## Exercise aim
Copy out the listing that follows, exact in every word, and skip the images.
** begin Data lines **
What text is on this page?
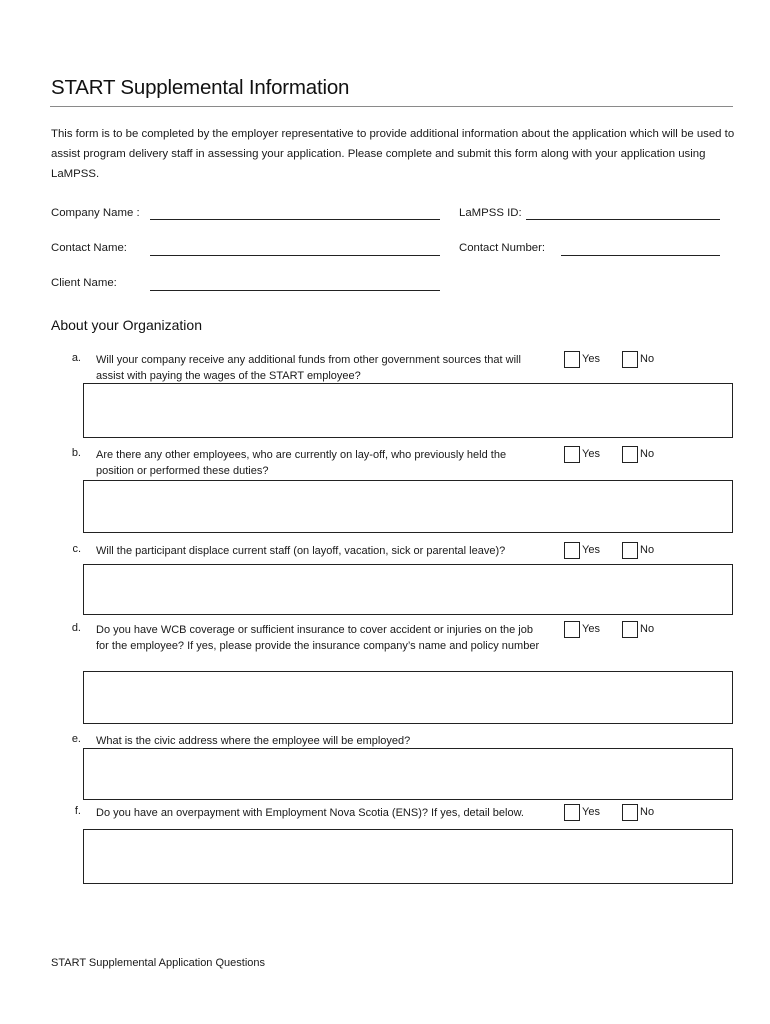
START Supplemental Information
This form is to be completed by the employer representative to provide additional information about the application which will be used to assist program delivery staff in assessing your application. Please complete and submit this form along with your application using LaMPSS.
Company Name :	LaMPSS ID:
Contact Name:	Contact Number:
Client Name:
About your Organization
a. Will your company receive any additional funds from other government sources that will assist with paying the wages of the START employee?
Yes	No
b. Are there any other employees, who are currently on lay-off, who previously held the position or performed these duties?
Yes	No
c. Will the participant displace current staff (on layoff, vacation, sick or parental leave)?	Yes	No
d. Do you have WCB coverage or sufficient insurance to cover accident or injuries on the job for the employee? If yes, please provide the insurance company’s name and policy number
Yes	No
e. What is the civic address where the employee will be employed?
f. Do you have an overpayment with Employment Nova Scotia (ENS)? If yes, detail below.	Yes	No
START Supplemental Application Questions
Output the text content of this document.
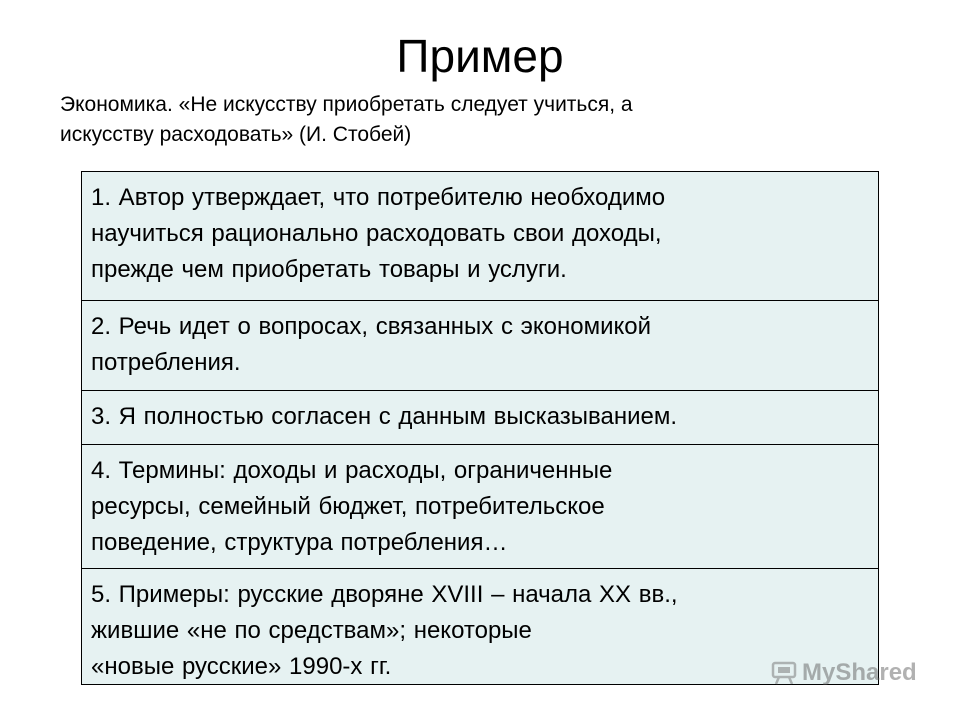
Пример
Экономика. «Не искусству приобретать следует учиться, а
искусству расходовать» (И. Стобей)
1. Автор утверждает, что потребителю необходимо
научиться рационально расходовать свои доходы,
прежде чем приобретать товары и услуги.
2. Речь идет о вопросах, связанных с экономикой
потребления.
3. Я полностью согласен с данным высказыванием.
4. Термины: доходы и расходы, ограниченные
ресурсы, семейный бюджет, потребительское
поведение, структура потребления…
5. Примеры: русские дворяне XVIII – начала XX вв.,
жившие «не по средствам»; некоторые
«новые русские» 1990-х гг.	MyShared
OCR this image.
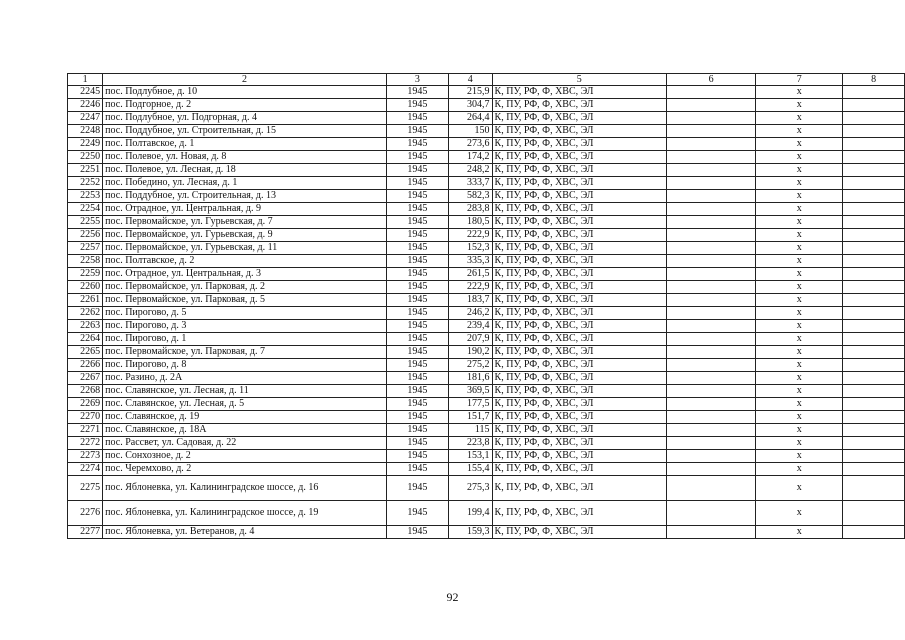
1	2	3	4	5	6	7	8
2245	пос. Подлубное, д. 10	1945	215,9	К, ПУ, РФ, Ф, ХВС, ЭЛ		х	
2246	пос. Подгорное, д. 2	1945	304,7	К, ПУ, РФ, Ф, ХВС, ЭЛ		х	
2247	пос. Подлубное, ул. Подгорная, д. 4	1945	264,4	К, ПУ, РФ, Ф, ХВС, ЭЛ		х	
2248	пос. Поддубное, ул. Строительная, д. 15	1945	150	К, ПУ, РФ, Ф, ХВС, ЭЛ		х	
2249	пос. Полтавское, д. 1	1945	273,6	К, ПУ, РФ, Ф, ХВС, ЭЛ		х	
2250	пос. Полевое, ул. Новая, д. 8	1945	174,2	К, ПУ, РФ, Ф, ХВС, ЭЛ		х	
2251	пос. Полевое, ул. Лесная, д. 18	1945	248,2	К, ПУ, РФ, Ф, ХВС, ЭЛ		х	
2252	пос. Победино, ул. Лесная, д. 1	1945	333,7	К, ПУ, РФ, Ф, ХВС, ЭЛ		х	
2253	пос. Поддубное, ул. Строительная, д. 13	1945	582,3	К, ПУ, РФ, Ф, ХВС, ЭЛ		х	
2254	пос. Отрадное, ул. Центральная, д. 9	1945	283,8	К, ПУ, РФ, Ф, ХВС, ЭЛ		х	
2255	пос. Первомайское, ул. Гурьевская, д. 7	1945	180,5	К, ПУ, РФ, Ф, ХВС, ЭЛ		х	
2256	пос. Первомайское, ул. Гурьевская, д. 9	1945	222,9	К, ПУ, РФ, Ф, ХВС, ЭЛ		х	
2257	пос. Первомайское, ул. Гурьевская, д. 11	1945	152,3	К, ПУ, РФ, Ф, ХВС, ЭЛ		х	
2258	пос. Полтавское, д. 2	1945	335,3	К, ПУ, РФ, Ф, ХВС, ЭЛ		х	
2259	пос. Отрадное, ул. Центральная, д. 3	1945	261,5	К, ПУ, РФ, Ф, ХВС, ЭЛ		х	
2260	пос. Первомайское, ул. Парковая, д. 2	1945	222,9	К, ПУ, РФ, Ф, ХВС, ЭЛ		х	
2261	пос. Первомайское, ул. Парковая, д. 5	1945	183,7	К, ПУ, РФ, Ф, ХВС, ЭЛ		х	
2262	пос. Пирогово, д. 5	1945	246,2	К, ПУ, РФ, Ф, ХВС, ЭЛ		х	
2263	пос. Пирогово, д. 3	1945	239,4	К, ПУ, РФ, Ф, ХВС, ЭЛ		х	
2264	пос. Пирогово, д. 1	1945	207,9	К, ПУ, РФ, Ф, ХВС, ЭЛ		х	
2265	пос. Первомайское, ул. Парковая, д. 7	1945	190,2	К, ПУ, РФ, Ф, ХВС, ЭЛ		х	
2266	пос. Пирогово, д. 8	1945	275,2	К, ПУ, РФ, Ф, ХВС, ЭЛ		х	
2267	пос. Разино, д. 2А	1945	181,6	К, ПУ, РФ, Ф, ХВС, ЭЛ		х	
2268	пос. Славянское, ул. Лесная, д. 11	1945	369,5	К, ПУ, РФ, Ф, ХВС, ЭЛ		х	
2269	пос. Славянское, ул. Лесная, д. 5	1945	177,5	К, ПУ, РФ, Ф, ХВС, ЭЛ		х	
2270	пос. Славянское, д. 19	1945	151,7	К, ПУ, РФ, Ф, ХВС, ЭЛ		х	
2271	пос. Славянское, д. 18А	1945	115	К, ПУ, РФ, Ф, ХВС, ЭЛ		х	
2272	пос. Рассвет, ул. Садовая, д. 22	1945	223,8	К, ПУ, РФ, Ф, ХВС, ЭЛ		х	
2273	пос. Сонхозное, д. 2	1945	153,1	К, ПУ, РФ, Ф, ХВС, ЭЛ		х	
2274	пос. Черемхово, д. 2	1945	155,4	К, ПУ, РФ, Ф, ХВС, ЭЛ		х	
2275	пос. Яблоневка, ул. Калининградское шоссе, д. 16	1945	275,3	К, ПУ, РФ, Ф, ХВС, ЭЛ		х	
2276	пос. Яблоневка, ул. Калининградское шоссе, д. 19	1945	199,4	К, ПУ, РФ, Ф, ХВС, ЭЛ		х	
2277	пос. Яблоневка, ул. Ветеранов, д. 4	1945	159,3	К, ПУ, РФ, Ф, ХВС, ЭЛ		х	
92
** end Data lines **
## The completed task
What text is on this page?
START Supplemental Information
This form is to be completed by the employer representative to provide additional information about the application which will be used to assist program delivery staff in assessing your application. Please complete and submit this form along with your application using LaMPSS.
Company Name :	LaMPSS ID:
Contact Name:	Contact Number:
Client Name:
About your Organization
a. Will your company receive any additional funds from other government sources that will assist with paying the wages of the START employee?
Yes	No
b. Are there any other employees, who are currently on lay-off, who previously held the position or performed these duties?
Yes	No
c. Will the participant displace current staff (on layoff, vacation, sick or parental leave)?	Yes	No
d. Do you have WCB coverage or sufficient insurance to cover accident or injuries on the job for the employee? If yes, please provide the insurance company’s name and policy number
Yes	No
e. What is the civic address where the employee will be employed?
f. Do you have an overpayment with Employment Nova Scotia (ENS)? If yes, detail below.	Yes	No
START Supplemental Application Questions
Output the text content of this document.
Пример
Экономика. «Не искусству приобретать следует учиться, а
искусству расходовать» (И. Стобей)
1. Автор утверждает, что потребителю необходимо
научиться рационально расходовать свои доходы,
прежде чем приобретать товары и услуги.
2. Речь идет о вопросах, связанных с экономикой
потребления.
3. Я полностью согласен с данным высказыванием.
4. Термины: доходы и расходы, ограниченные
ресурсы, семейный бюджет, потребительское
поведение, структура потребления…
5. Примеры: русские дворяне XVIII – начала XX вв.,
жившие «не по средствам»; некоторые
«новые русские» 1990-х гг.	MyShared
OCR this image.
1	2	3	4	5	6	7	8
2245	пос. Подлубное, д. 10	1945	215,9	К, ПУ, РФ, Ф, ХВС, ЭЛ		х	
2246	пос. Подгорное, д. 2	1945	304,7	К, ПУ, РФ, Ф, ХВС, ЭЛ		х	
2247	пос. Подлубное, ул. Подгорная, д. 4	1945	264,4	К, ПУ, РФ, Ф, ХВС, ЭЛ		х	
2248	пос. Поддубное, ул. Строительная, д. 15	1945	150	К, ПУ, РФ, Ф, ХВС, ЭЛ		х	
2249	пос. Полтавское, д. 1	1945	273,6	К, ПУ, РФ, Ф, ХВС, ЭЛ		х	
2250	пос. Полевое, ул. Новая, д. 8	1945	174,2	К, ПУ, РФ, Ф, ХВС, ЭЛ		х	
2251	пос. Полевое, ул. Лесная, д. 18	1945	248,2	К, ПУ, РФ, Ф, ХВС, ЭЛ		х	
2252	пос. Победино, ул. Лесная, д. 1	1945	333,7	К, ПУ, РФ, Ф, ХВС, ЭЛ		х	
2253	пос. Поддубное, ул. Строительная, д. 13	1945	582,3	К, ПУ, РФ, Ф, ХВС, ЭЛ		х	
2254	пос. Отрадное, ул. Центральная, д. 9	1945	283,8	К, ПУ, РФ, Ф, ХВС, ЭЛ		х	
2255	пос. Первомайское, ул. Гурьевская, д. 7	1945	180,5	К, ПУ, РФ, Ф, ХВС, ЭЛ		х	
2256	пос. Первомайское, ул. Гурьевская, д. 9	1945	222,9	К, ПУ, РФ, Ф, ХВС, ЭЛ		х	
2257	пос. Первомайское, ул. Гурьевская, д. 11	1945	152,3	К, ПУ, РФ, Ф, ХВС, ЭЛ		х	
2258	пос. Полтавское, д. 2	1945	335,3	К, ПУ, РФ, Ф, ХВС, ЭЛ		х	
2259	пос. Отрадное, ул. Центральная, д. 3	1945	261,5	К, ПУ, РФ, Ф, ХВС, ЭЛ		х	
2260	пос. Первомайское, ул. Парковая, д. 2	1945	222,9	К, ПУ, РФ, Ф, ХВС, ЭЛ		х	
2261	пос. Первомайское, ул. Парковая, д. 5	1945	183,7	К, ПУ, РФ, Ф, ХВС, ЭЛ		х	
2262	пос. Пирогово, д. 5	1945	246,2	К, ПУ, РФ, Ф, ХВС, ЭЛ		х	
2263	пос. Пирогово, д. 3	1945	239,4	К, ПУ, РФ, Ф, ХВС, ЭЛ		х	
2264	пос. Пирогово, д. 1	1945	207,9	К, ПУ, РФ, Ф, ХВС, ЭЛ		х	
2265	пос. Первомайское, ул. Парковая, д. 7	1945	190,2	К, ПУ, РФ, Ф, ХВС, ЭЛ		х	
2266	пос. Пирогово, д. 8	1945	275,2	К, ПУ, РФ, Ф, ХВС, ЭЛ		х	
2267	пос. Разино, д. 2А	1945	181,6	К, ПУ, РФ, Ф, ХВС, ЭЛ		х	
2268	пос. Славянское, ул. Лесная, д. 11	1945	369,5	К, ПУ, РФ, Ф, ХВС, ЭЛ		х	
2269	пос. Славянское, ул. Лесная, д. 5	1945	177,5	К, ПУ, РФ, Ф, ХВС, ЭЛ		х	
2270	пос. Славянское, д. 19	1945	151,7	К, ПУ, РФ, Ф, ХВС, ЭЛ		х	
2271	пос. Славянское, д. 18А	1945	115	К, ПУ, РФ, Ф, ХВС, ЭЛ		х	
2272	пос. Рассвет, ул. Садовая, д. 22	1945	223,8	К, ПУ, РФ, Ф, ХВС, ЭЛ		х	
2273	пос. Сонхозное, д. 2	1945	153,1	К, ПУ, РФ, Ф, ХВС, ЭЛ		х	
2274	пос. Черемхово, д. 2	1945	155,4	К, ПУ, РФ, Ф, ХВС, ЭЛ		х	
2275	пос. Яблоневка, ул. Калининградское шоссе, д. 16	1945	275,3	К, ПУ, РФ, Ф, ХВС, ЭЛ		х	
2276	пос. Яблоневка, ул. Калининградское шоссе, д. 19	1945	199,4	К, ПУ, РФ, Ф, ХВС, ЭЛ		х	
2277	пос. Яблоневка, ул. Ветеранов, д. 4	1945	159,3	К, ПУ, РФ, Ф, ХВС, ЭЛ		х	
92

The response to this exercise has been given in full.